- [GIVEN INSTRUCTION]
Retype every one of the items below without changing a single character.

╭─ DATA IN THIS EXERCISE

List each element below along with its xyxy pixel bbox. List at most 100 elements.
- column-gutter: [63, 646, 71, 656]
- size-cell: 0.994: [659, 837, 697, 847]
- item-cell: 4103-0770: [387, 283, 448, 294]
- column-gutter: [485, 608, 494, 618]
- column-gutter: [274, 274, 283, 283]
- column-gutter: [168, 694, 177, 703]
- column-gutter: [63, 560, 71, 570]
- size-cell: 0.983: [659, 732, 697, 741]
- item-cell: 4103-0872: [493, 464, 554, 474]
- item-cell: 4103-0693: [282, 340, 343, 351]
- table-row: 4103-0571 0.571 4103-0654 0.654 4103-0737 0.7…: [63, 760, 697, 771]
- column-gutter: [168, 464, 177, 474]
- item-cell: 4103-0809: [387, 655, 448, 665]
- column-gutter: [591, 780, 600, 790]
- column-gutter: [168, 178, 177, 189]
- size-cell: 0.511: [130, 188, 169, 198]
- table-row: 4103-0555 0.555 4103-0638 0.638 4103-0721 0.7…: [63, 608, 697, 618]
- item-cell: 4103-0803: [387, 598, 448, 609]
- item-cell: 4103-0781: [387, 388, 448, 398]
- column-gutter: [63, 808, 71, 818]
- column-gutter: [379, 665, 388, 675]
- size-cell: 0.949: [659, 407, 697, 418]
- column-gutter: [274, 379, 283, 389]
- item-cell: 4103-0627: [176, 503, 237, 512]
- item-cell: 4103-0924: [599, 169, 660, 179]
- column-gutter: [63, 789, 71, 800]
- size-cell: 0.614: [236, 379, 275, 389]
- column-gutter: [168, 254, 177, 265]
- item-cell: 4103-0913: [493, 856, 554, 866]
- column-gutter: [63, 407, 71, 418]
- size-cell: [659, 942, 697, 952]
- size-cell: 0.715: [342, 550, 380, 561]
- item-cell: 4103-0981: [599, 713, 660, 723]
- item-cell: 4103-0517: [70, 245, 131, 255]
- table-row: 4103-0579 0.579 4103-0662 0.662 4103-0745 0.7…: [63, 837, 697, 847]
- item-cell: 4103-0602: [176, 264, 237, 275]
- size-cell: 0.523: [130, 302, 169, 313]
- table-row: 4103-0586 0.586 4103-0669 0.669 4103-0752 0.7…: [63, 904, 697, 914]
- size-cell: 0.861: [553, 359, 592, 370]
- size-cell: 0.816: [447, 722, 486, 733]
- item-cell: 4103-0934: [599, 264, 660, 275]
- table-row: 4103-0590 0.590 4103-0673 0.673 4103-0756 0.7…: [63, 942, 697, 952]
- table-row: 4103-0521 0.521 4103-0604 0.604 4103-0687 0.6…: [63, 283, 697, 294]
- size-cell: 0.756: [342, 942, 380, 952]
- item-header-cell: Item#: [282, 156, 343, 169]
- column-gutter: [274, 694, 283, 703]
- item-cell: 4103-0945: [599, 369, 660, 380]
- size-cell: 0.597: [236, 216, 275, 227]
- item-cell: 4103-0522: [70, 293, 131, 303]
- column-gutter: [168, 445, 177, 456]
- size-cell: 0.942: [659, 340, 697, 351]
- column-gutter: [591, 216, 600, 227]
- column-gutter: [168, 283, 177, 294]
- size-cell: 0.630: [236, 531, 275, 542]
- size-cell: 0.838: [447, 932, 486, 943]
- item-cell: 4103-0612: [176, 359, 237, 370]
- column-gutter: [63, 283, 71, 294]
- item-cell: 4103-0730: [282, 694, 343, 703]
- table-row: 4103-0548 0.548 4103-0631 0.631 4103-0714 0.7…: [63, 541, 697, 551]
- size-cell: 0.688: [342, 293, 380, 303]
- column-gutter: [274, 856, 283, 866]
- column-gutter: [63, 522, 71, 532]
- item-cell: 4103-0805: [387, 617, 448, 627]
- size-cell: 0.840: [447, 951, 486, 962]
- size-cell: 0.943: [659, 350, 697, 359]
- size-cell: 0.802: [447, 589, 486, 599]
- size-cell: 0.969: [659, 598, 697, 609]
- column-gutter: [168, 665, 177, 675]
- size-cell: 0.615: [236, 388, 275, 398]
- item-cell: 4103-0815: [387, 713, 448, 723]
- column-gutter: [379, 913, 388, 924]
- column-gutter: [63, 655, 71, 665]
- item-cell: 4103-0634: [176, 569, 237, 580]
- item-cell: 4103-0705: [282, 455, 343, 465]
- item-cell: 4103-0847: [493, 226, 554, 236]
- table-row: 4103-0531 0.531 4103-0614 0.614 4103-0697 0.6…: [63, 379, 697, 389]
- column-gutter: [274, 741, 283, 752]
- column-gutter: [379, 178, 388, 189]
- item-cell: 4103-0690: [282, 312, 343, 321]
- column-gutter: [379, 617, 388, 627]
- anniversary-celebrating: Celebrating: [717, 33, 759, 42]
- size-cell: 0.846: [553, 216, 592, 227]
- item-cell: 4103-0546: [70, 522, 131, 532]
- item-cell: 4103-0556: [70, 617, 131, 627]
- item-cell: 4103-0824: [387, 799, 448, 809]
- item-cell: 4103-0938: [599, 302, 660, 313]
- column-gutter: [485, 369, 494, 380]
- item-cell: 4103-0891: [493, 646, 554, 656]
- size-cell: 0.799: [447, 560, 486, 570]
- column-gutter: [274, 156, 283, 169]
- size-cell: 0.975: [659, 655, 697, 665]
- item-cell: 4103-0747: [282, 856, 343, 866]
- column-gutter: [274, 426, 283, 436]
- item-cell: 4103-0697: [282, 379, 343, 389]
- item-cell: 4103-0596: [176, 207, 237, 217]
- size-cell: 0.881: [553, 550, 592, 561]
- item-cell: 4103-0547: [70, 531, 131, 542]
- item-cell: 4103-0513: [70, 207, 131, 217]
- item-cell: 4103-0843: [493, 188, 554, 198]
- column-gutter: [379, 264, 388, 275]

╰─

- [EXPECTED ANSWER]
List each element below along with its xyxy pixel bbox. List at most 100 elements.
- column-gutter: [63, 646, 71, 656]
- size-cell: 0.994: [659, 837, 697, 847]
- item-cell: 4103-0770: [387, 283, 448, 294]
- column-gutter: [485, 608, 494, 618]
- column-gutter: [274, 274, 283, 283]
- column-gutter: [168, 694, 177, 703]
- column-gutter: [63, 560, 71, 570]
- size-cell: 0.983: [659, 732, 697, 741]
- item-cell: 4103-0872: [493, 464, 554, 474]
- item-cell: 4103-0693: [282, 340, 343, 351]
- table-row: 4103-0571 0.571 4103-0654 0.654 4103-0737 0.7…: [63, 760, 697, 771]
- column-gutter: [168, 464, 177, 474]
- item-cell: 4103-0809: [387, 655, 448, 665]
- column-gutter: [591, 780, 600, 790]
- column-gutter: [168, 178, 177, 189]
- size-cell: 0.511: [130, 188, 169, 198]
- table-row: 4103-0555 0.555 4103-0638 0.638 4103-0721 0.7…: [63, 608, 697, 618]
- item-cell: 4103-0803: [387, 598, 448, 609]
- item-cell: 4103-0781: [387, 388, 448, 398]
- column-gutter: [63, 808, 71, 818]
- column-gutter: [379, 665, 388, 675]
- size-cell: 0.949: [659, 407, 697, 418]
- column-gutter: [274, 379, 283, 389]
- item-cell: 4103-0627: [176, 503, 237, 512]
- item-cell: 4103-0924: [599, 169, 660, 179]
- column-gutter: [63, 789, 71, 800]
- size-cell: 0.614: [236, 379, 275, 389]
- column-gutter: [168, 254, 177, 265]
- item-cell: 4103-0913: [493, 856, 554, 866]
- column-gutter: [63, 407, 71, 418]
- size-cell: [659, 942, 697, 952]
- size-cell: 0.715: [342, 550, 380, 561]
- item-cell: 4103-0981: [599, 713, 660, 723]
- item-cell: 4103-0517: [70, 245, 131, 255]
- table-row: 4103-0579 0.579 4103-0662 0.662 4103-0745 0.7…: [63, 837, 697, 847]
- item-cell: 4103-0602: [176, 264, 237, 275]
- size-cell: 0.523: [130, 302, 169, 313]
- table-row: 4103-0586 0.586 4103-0669 0.669 4103-0752 0.7…: [63, 904, 697, 914]
- size-cell: 0.861: [553, 359, 592, 370]
- size-cell: 0.816: [447, 722, 486, 733]
- item-cell: 4103-0934: [599, 264, 660, 275]
- table-row: 4103-0590 0.590 4103-0673 0.673 4103-0756 0.7…: [63, 942, 697, 952]
- table-row: 4103-0521 0.521 4103-0604 0.604 4103-0687 0.6…: [63, 283, 697, 294]
- size-cell: 0.756: [342, 942, 380, 952]
- item-header-cell: Item#: [282, 156, 343, 169]
- column-gutter: [274, 694, 283, 703]
- item-cell: 4103-0945: [599, 369, 660, 380]
- size-cell: 0.597: [236, 216, 275, 227]
- item-cell: 4103-0522: [70, 293, 131, 303]
- column-gutter: [168, 445, 177, 456]
- size-cell: 0.942: [659, 340, 697, 351]
- column-gutter: [591, 216, 600, 227]
- column-gutter: [168, 283, 177, 294]
- size-cell: 0.630: [236, 531, 275, 542]
- size-cell: 0.838: [447, 932, 486, 943]
- item-cell: 4103-0612: [176, 359, 237, 370]
- column-gutter: [63, 283, 71, 294]
- item-cell: 4103-0730: [282, 694, 343, 703]
- table-row: 4103-0548 0.548 4103-0631 0.631 4103-0714 0.7…: [63, 541, 697, 551]
- size-cell: 0.688: [342, 293, 380, 303]
- column-gutter: [274, 856, 283, 866]
- column-gutter: [63, 522, 71, 532]
- item-cell: 4103-0805: [387, 617, 448, 627]
- size-cell: 0.840: [447, 951, 486, 962]
- size-cell: 0.943: [659, 350, 697, 359]
- size-cell: 0.802: [447, 589, 486, 599]
- size-cell: 0.969: [659, 598, 697, 609]
- column-gutter: [168, 665, 177, 675]
- size-cell: 0.615: [236, 388, 275, 398]
- item-cell: 4103-0815: [387, 713, 448, 723]
- column-gutter: [379, 913, 388, 924]
- column-gutter: [63, 655, 71, 665]
- item-cell: 4103-0634: [176, 569, 237, 580]
- item-cell: 4103-0705: [282, 455, 343, 465]
- item-cell: 4103-0847: [493, 226, 554, 236]
- table-row: 4103-0531 0.531 4103-0614 0.614 4103-0697 0.6…: [63, 379, 697, 389]
- column-gutter: [274, 741, 283, 752]
- column-gutter: [379, 178, 388, 189]
- item-cell: 4103-0690: [282, 312, 343, 321]
- column-gutter: [379, 617, 388, 627]
- anniversary-celebrating: Celebrating: [717, 33, 759, 42]
- size-cell: 0.846: [553, 216, 592, 227]
- item-cell: 4103-0546: [70, 522, 131, 532]
- item-cell: 4103-0556: [70, 617, 131, 627]
- item-cell: 4103-0824: [387, 799, 448, 809]
- item-cell: 4103-0938: [599, 302, 660, 313]
- column-gutter: [485, 369, 494, 380]
- item-cell: 4103-0891: [493, 646, 554, 656]
- size-cell: 0.799: [447, 560, 486, 570]
- column-gutter: [274, 156, 283, 169]
- size-cell: 0.975: [659, 655, 697, 665]
- item-cell: 4103-0747: [282, 856, 343, 866]
- column-gutter: [274, 426, 283, 436]
- item-cell: 4103-0697: [282, 379, 343, 389]
- item-cell: 4103-0596: [176, 207, 237, 217]
- size-cell: 0.881: [553, 550, 592, 561]
- item-cell: 4103-0547: [70, 531, 131, 542]
- item-cell: 4103-0513: [70, 207, 131, 217]
- item-cell: 4103-0843: [493, 188, 554, 198]
- column-gutter: [379, 264, 388, 275]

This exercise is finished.